■ EXERCISE AIM: All lines in which the word "runners" occurs are to be extracted.

■ INFORMATION GIVEN:
---------------

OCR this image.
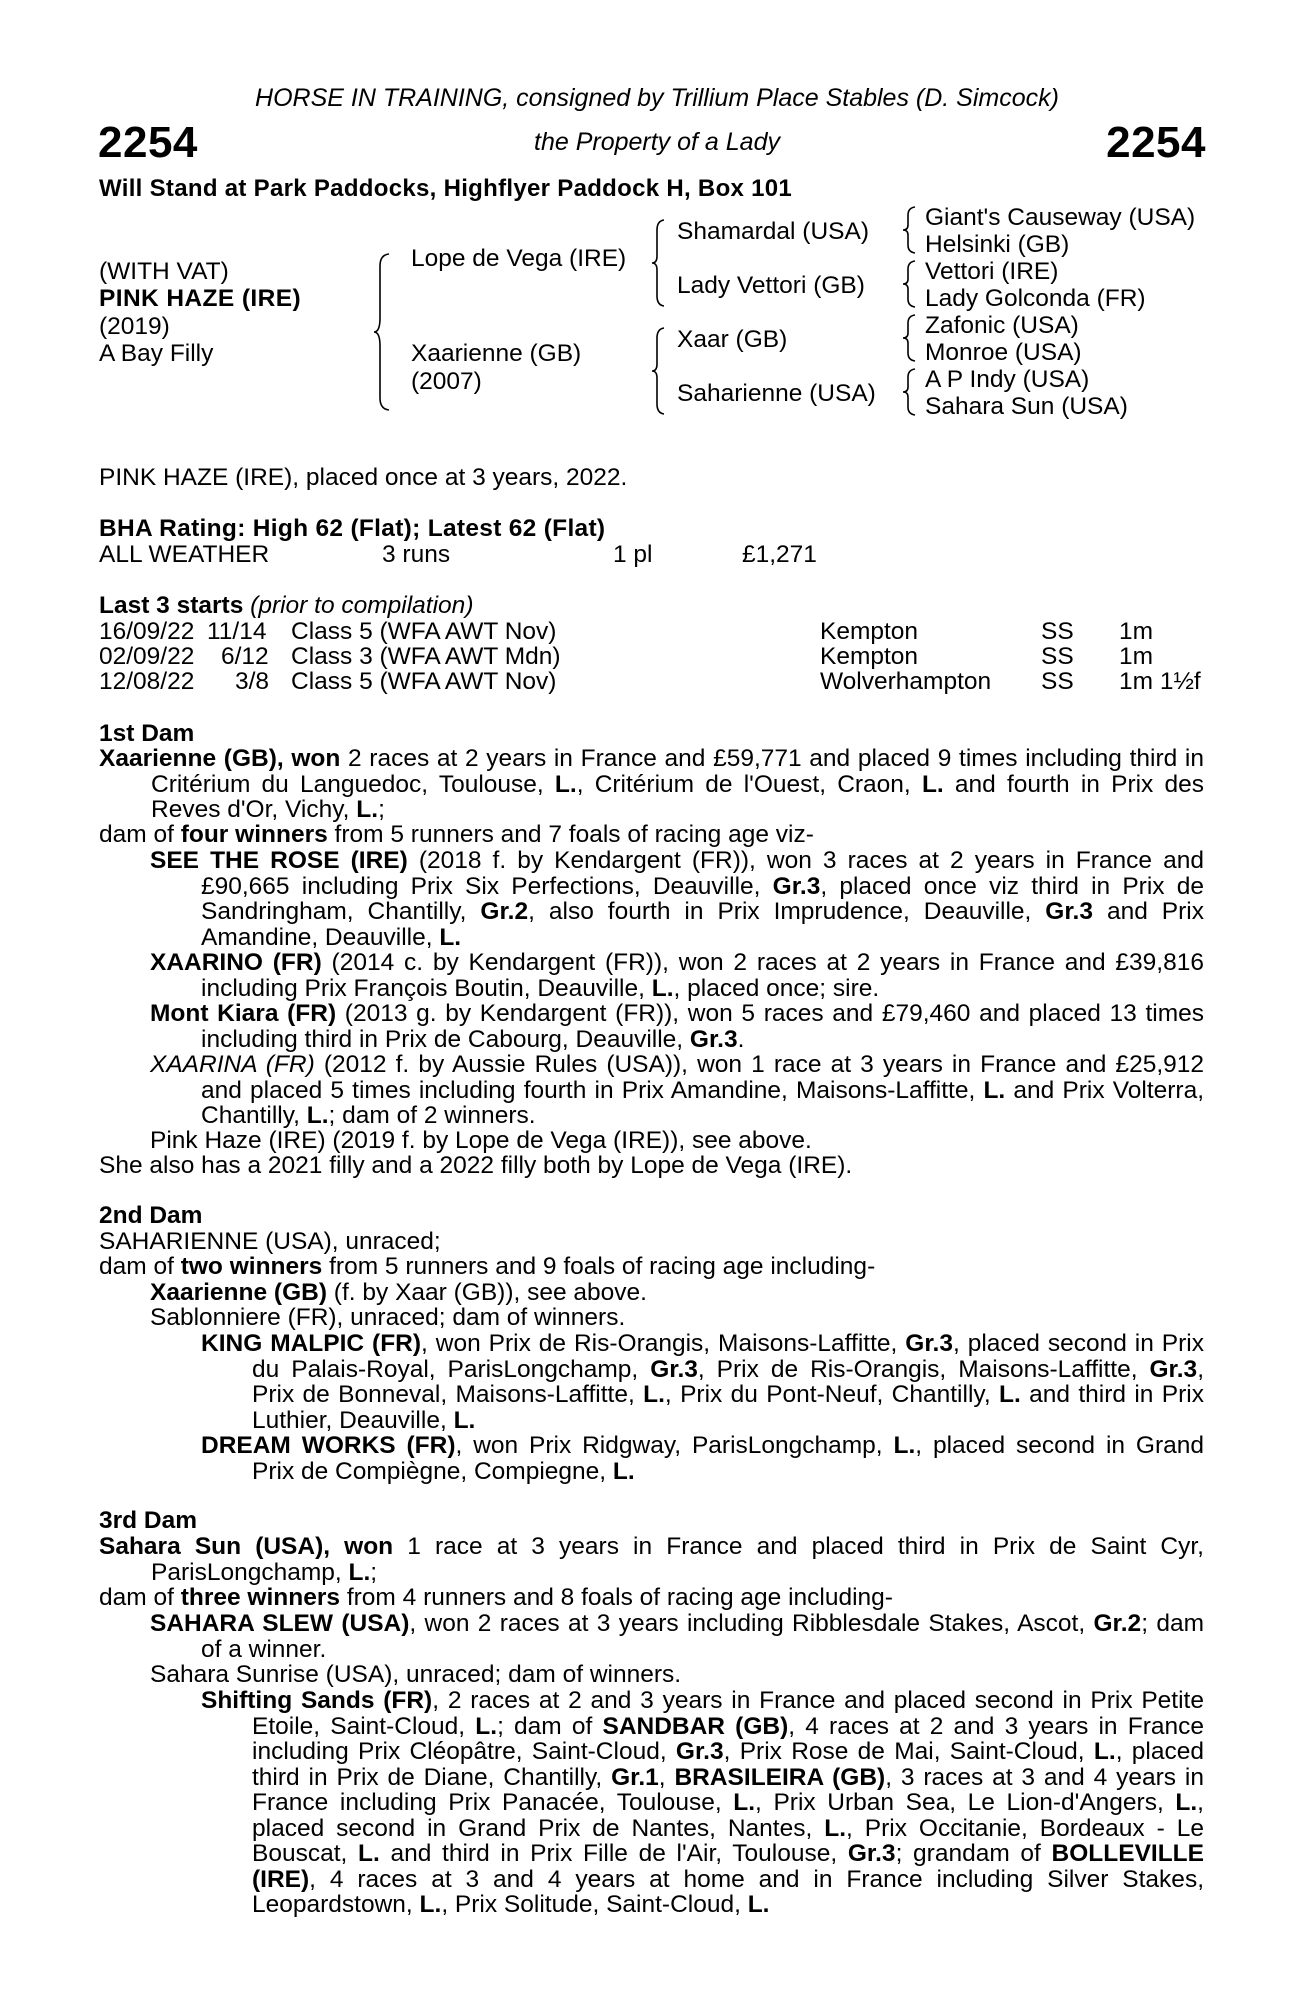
HORSE IN TRAINING, consigned by Trillium Place Stables (D. Simcock)
2254	the Property of a Lady	2254
Will Stand at Park Paddocks, Highflyer Paddock H, Box 101
(WITH VAT)
PINK HAZE (IRE)
(2019)
A Bay Filly
Lope de Vega (IRE)
Xaarienne (GB)
(2007)
Shamardal (USA)
Lady Vettori (GB)
Xaar (GB)
Saharienne (USA)
Giant's Causeway (USA)
Helsinki (GB)
Vettori (IRE)
Lady Golconda (FR)
Zafonic (USA)
Monroe (USA)
A P Indy (USA)
Sahara Sun (USA)
PINK HAZE (IRE), placed once at 3 years, 2022.
BHA Rating: High 62 (Flat); Latest 62 (Flat)
ALL WEATHER	3 runs	1 pl	£1,271
Last 3 starts (prior to compilation)
16/09/22 11/14 Class 5 (WFA AWT Nov)	Kempton	SS 1m
02/09/22 6/12 Class 3 (WFA AWT Mdn)	Kempton	SS 1m
12/08/22 3/8 Class 5 (WFA AWT Nov)	Wolverhampton SS 1m 1½f
1st Dam
Xaarienne (GB), won 2 races at 2 years in France and £59,771 and placed 9 times including third in Critérium du Languedoc, Toulouse, L., Critérium de l'Ouest, Craon, L. and fourth in Prix des Reves d'Or, Vichy, L.;
dam of four winners from 5 runners and 7 foals of racing age viz-
SEE THE ROSE (IRE) (2018 f. by Kendargent (FR)), won 3 races at 2 years in France and £90,665 including Prix Six Perfections, Deauville, Gr.3, placed once viz third in Prix de Sandringham, Chantilly, Gr.2, also fourth in Prix Imprudence, Deauville, Gr.3 and Prix Amandine, Deauville, L.
XAARINO (FR) (2014 c. by Kendargent (FR)), won 2 races at 2 years in France and £39,816 including Prix François Boutin, Deauville, L., placed once; sire.
Mont Kiara (FR) (2013 g. by Kendargent (FR)), won 5 races and £79,460 and placed 13 times including third in Prix de Cabourg, Deauville, Gr.3.
XAARINA (FR) (2012 f. by Aussie Rules (USA)), won 1 race at 3 years in France and £25,912 and placed 5 times including fourth in Prix Amandine, Maisons-Laffitte, L. and Prix Volterra, Chantilly, L.; dam of 2 winners.
Pink Haze (IRE) (2019 f. by Lope de Vega (IRE)), see above.
She also has a 2021 filly and a 2022 filly both by Lope de Vega (IRE).
2nd Dam
SAHARIENNE (USA), unraced;
dam of two winners from 5 runners and 9 foals of racing age including-
Xaarienne (GB) (f. by Xaar (GB)), see above.
Sablonniere (FR), unraced; dam of winners.
KING MALPIC (FR), won Prix de Ris-Orangis, Maisons-Laffitte, Gr.3, placed second in Prix du Palais-Royal, ParisLongchamp, Gr.3, Prix de Ris-Orangis, Maisons-Laffitte, Gr.3, Prix de Bonneval, Maisons-Laffitte, L., Prix du Pont-Neuf, Chantilly, L. and third in Prix Luthier, Deauville, L.
DREAM WORKS (FR), won Prix Ridgway, ParisLongchamp, L., placed second in Grand Prix de Compiègne, Compiegne, L.
3rd Dam
Sahara Sun (USA), won 1 race at 3 years in France and placed third in Prix de Saint Cyr, ParisLongchamp, L.;
dam of three winners from 4 runners and 8 foals of racing age including-
SAHARA SLEW (USA), won 2 races at 3 years including Ribblesdale Stakes, Ascot, Gr.2; dam of a winner.
Sahara Sunrise (USA), unraced; dam of winners.
Shifting Sands (FR), 2 races at 2 and 3 years in France and placed second in Prix Petite Etoile, Saint-Cloud, L.; dam of SANDBAR (GB), 4 races at 2 and 3 years in France including Prix Cléopâtre, Saint-Cloud, Gr.3, Prix Rose de Mai, Saint-Cloud, L., placed third in Prix de Diane, Chantilly, Gr.1, BRASILEIRA (GB), 3 races at 3 and 4 years in France including Prix Panacée, Toulouse, L., Prix Urban Sea, Le Lion-d'Angers, L., placed second in Grand Prix de Nantes, Nantes, L., Prix Occitanie, Bordeaux - Le Bouscat, L. and third in Prix Fille de l'Air, Toulouse, Gr.3; grandam of BOLLEVILLE (IRE), 4 races at 3 and 4 years at home and in France including Silver Stakes, Leopardstown, L., Prix Solitude, Saint-Cloud, L.
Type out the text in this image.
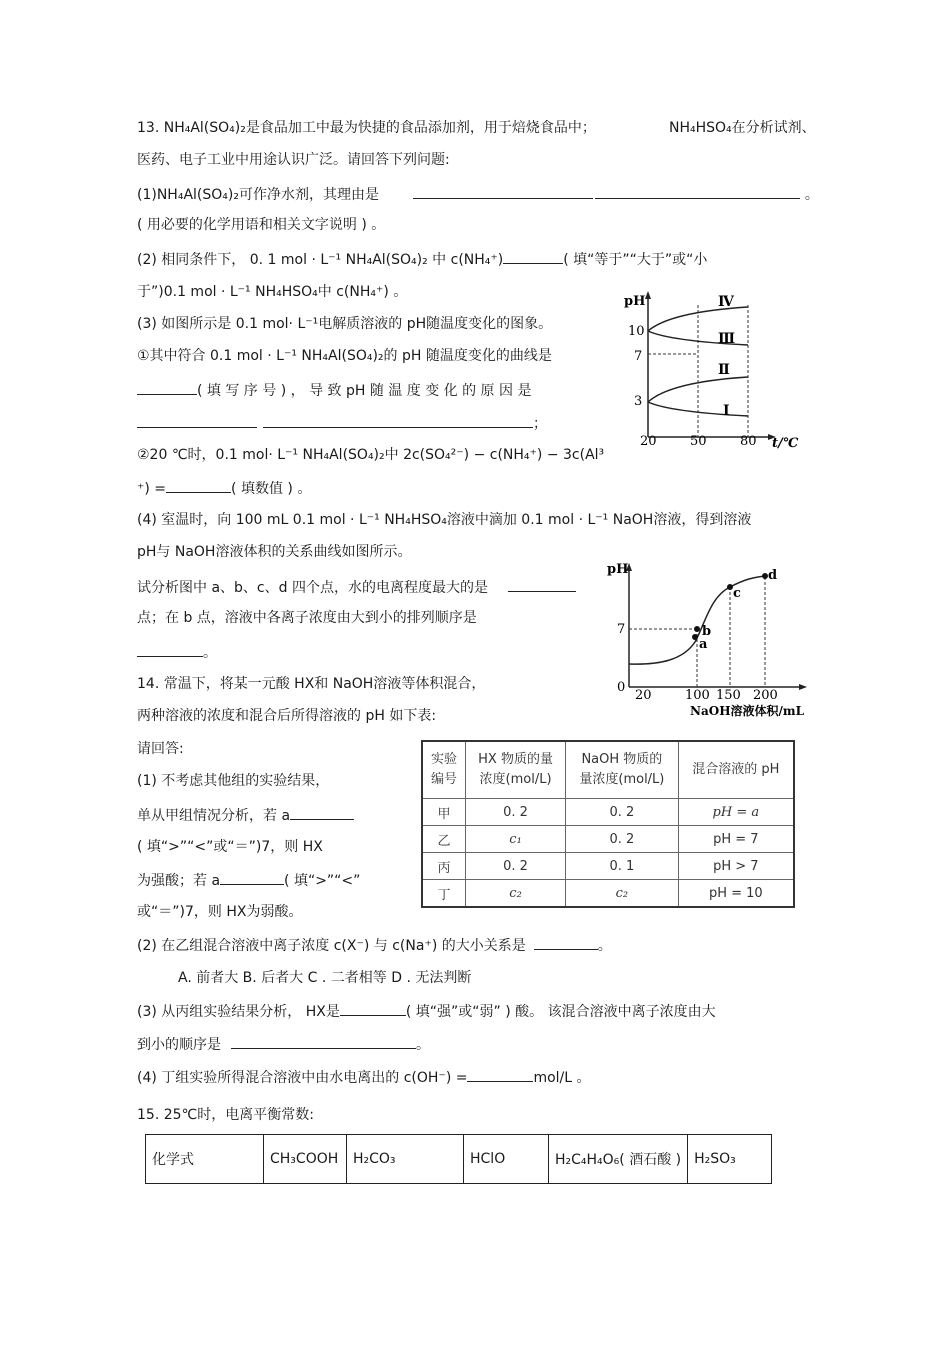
13. NH₄Al(SO₄)₂是食品加工中最为快捷的食品添加剂，用于焙烧食品中；	NH₄HSO₄在分析试剂、
医药、电子工业中用途认识广泛。请回答下列问题:
(1)NH₄Al(SO₄)₂可作净水剂，其理由是	。
( 用必要的化学用语和相关文字说明 ) 。
(2) 相同条件下， 0. 1 mol · L⁻¹ NH₄Al(SO₄)₂ 中 c(NH₄⁺)	( 填“等于”“大于”或“小
于”)0.1 mol · L⁻¹ NH₄HSO₄中 c(NH₄⁺) 。
(3) 如图所示是 0.1 mol· L⁻¹电解质溶液的 pH随温度变化的图象。
①其中符合 0.1 mol · L⁻¹ NH₄Al(SO₄)₂的 pH 随温度变化的曲线是
( 填 写 序 号 ) ， 导 致 pH 随 温 度 变 化 的 原 因 是
；
②20 ℃时，0.1 mol· L⁻¹ NH₄Al(SO₄)₂中 2c(SO₄²⁻) − c(NH₄⁺) − 3c(Al³
⁺) =	( 填数值 ) 。
(4) 室温时，向 100 mL 0.1 mol · L⁻¹ NH₄HSO₄溶液中滴加 0.1 mol · L⁻¹ NaOH溶液，得到溶液
pH与 NaOH溶液体积的关系曲线如图所示。
试分析图中 a、b、c、d 四个点，水的电离程度最大的是
点；在 b 点，溶液中各离子浓度由大到小的排列顺序是
。
pH
t/℃
10
7
3
20	50	80
Ⅳ
Ⅲ
Ⅱ
Ⅰ
pH
NaOH溶液体积/mL
7
0
20	100 150 200
a
b
c
d
14. 常温下，将某一元酸 HX和 NaOH溶液等体积混合，
两种溶液的浓度和混合后所得溶液的 pH 如下表:
请回答:
(1) 不考虑其他组的实验结果，
单从甲组情况分析，若 a
( 填“>”“<”或“＝”)7，则 HX
为强酸；若 a	( 填“>”“<”
或“＝”)7，则 HX为弱酸。
实验
编号	HX 物质的量
浓度(mol/L)	NaOH 物质的
量浓度(mol/L)	混合溶液的 pH
甲	0. 2	0. 2	pH = a
乙	c₁	0. 2	pH = 7
丙	0. 2	0. 1	pH > 7
丁	c₂	c₂	pH = 10
(2) 在乙组混合溶液中离子浓度 c(X⁻) 与 c(Na⁺) 的大小关系是	。
A. 前者大 B. 后者大 C . 二者相等 D . 无法判断
(3) 从丙组实验结果分析， HX是	( 填“强”或“弱” ) 酸。 该混合溶液中离子浓度由大
到小的顺序是	。
(4) 丁组实验所得混合溶液中由水电离出的 c(OH⁻) =	mol/L 。
15. 25℃时，电离平衡常数:
化学式	CH₃COOH	H₂CO₃	HClO	H₂C₄H₄O₆( 酒石酸 )	H₂SO₃
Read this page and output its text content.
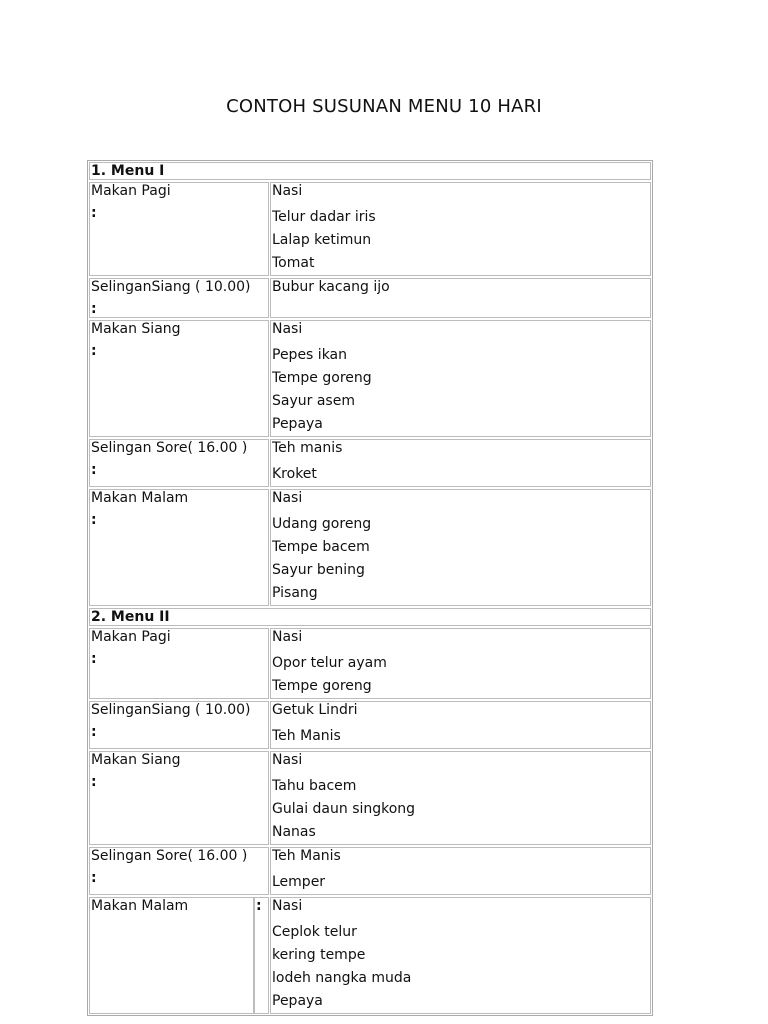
CONTOH SUSUNAN MENU 10 HARI
1. Menu I
Makan Pagi
:
Nasi
Telur dadar iris
Lalap ketimun
Tomat
SelinganSiang ( 10.00)
:
Bubur kacang ijo
Makan Siang
:
Nasi
Pepes ikan
Tempe goreng
Sayur asem
Pepaya
Selingan Sore( 16.00 )
:
Teh manis
Kroket
Makan Malam
:
Nasi
Udang goreng
Tempe bacem
Sayur bening
Pisang
2. Menu II
Makan Pagi
:
Nasi
Opor telur ayam
Tempe goreng
SelinganSiang ( 10.00)
:
Getuk Lindri
Teh Manis
Makan Siang
:
Nasi
Tahu bacem
Gulai daun singkong
Nanas
Selingan Sore( 16.00 )
:
Teh Manis
Lemper
Makan Malam	: Nasi
Ceplok telur
kering tempe
lodeh nangka muda
Pepaya
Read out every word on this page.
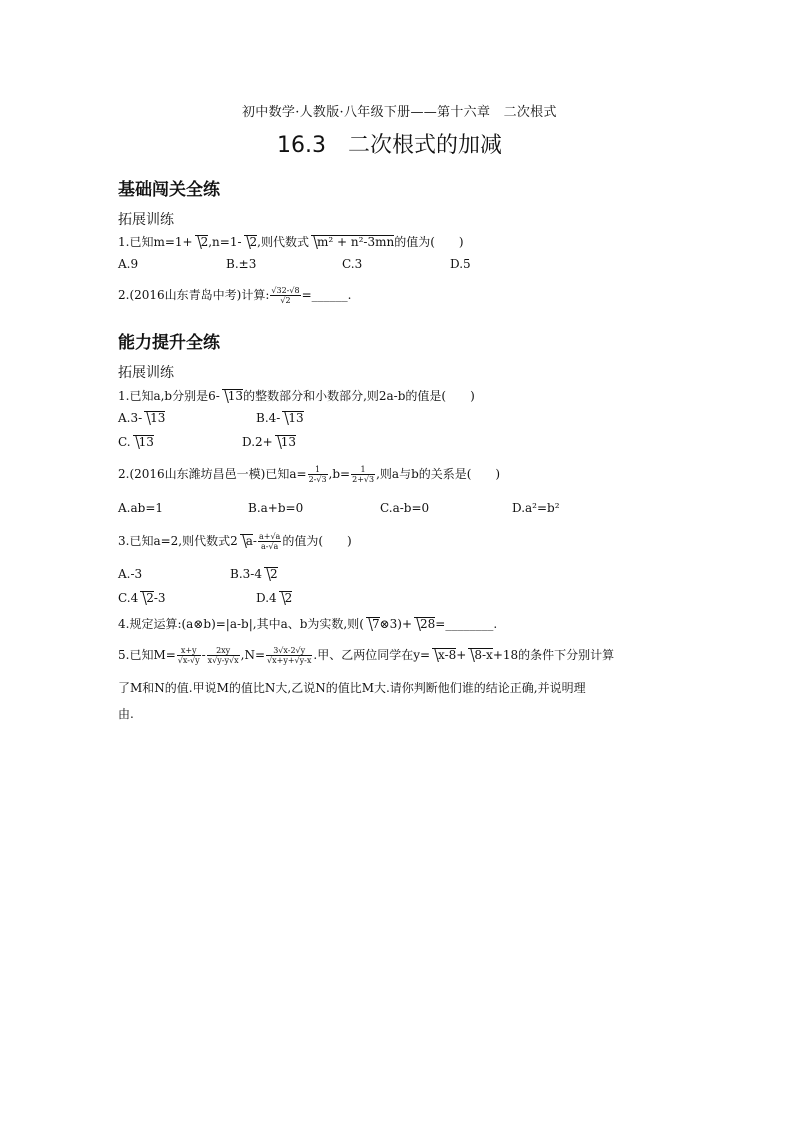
初中数学·人教版·八年级下册——第十六章　二次根式
16.3 二次根式的加减
基础闯关全练
拓展训练
1.已知m=1+ 2,n=1- 2,则代数式 m² + n²-3mn的值为(　　)
A.9	B.±3	C.3	D.5
2.(2016山东青岛中考)计算: $\frac{√32-√8}{√2}$ =______.
能力提升全练
拓展训练
1.已知a,b分别是6- 13的整数部分和小数部分,则2a-b的值是(　　)
A.3- 13	B.4- 13
C. 13	D.2+ 13
2.(2016山东潍坊昌邑一模)已知$a= \frac{1}{2-√3} ,b= \frac{1}{2+√3}$ ,则a与b的关系是(　　)
A.ab=1	B.a+b=0	C.a-b=0	D.a²=b²
3.已知a=2,则代数式2 $a- \frac{a+√a}{a-√a}$ 的值为(　　)
A.-3	B.3-4 2
C.4 2-3	D.4 2
4.规定运算:(a⊗b)=|a-b|,其中a、b为实数,则( 7⊗3)+ 28=________.
5.已知$M= \frac{x+y}{√x-√y} - \frac{2xy}{x√y-y√x} ,N= \frac{3√x-2√y}{√x+y+√y-x}$ .甲、乙两位同学在y= x-8+ 8-x+18的条件下分别计算
了M和N的值.甲说M的值比N大,乙说N的值比M大.请你判断他们谁的结论正确,并说明理
由.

---------------

■ TASK RESPONSE:
dam of four winners from 5 runners and 7 foals of racing age viz-
dam of two winners from 5 runners and 9 foals of racing age including-
dam of three winners from 4 runners and 8 foals of racing age including-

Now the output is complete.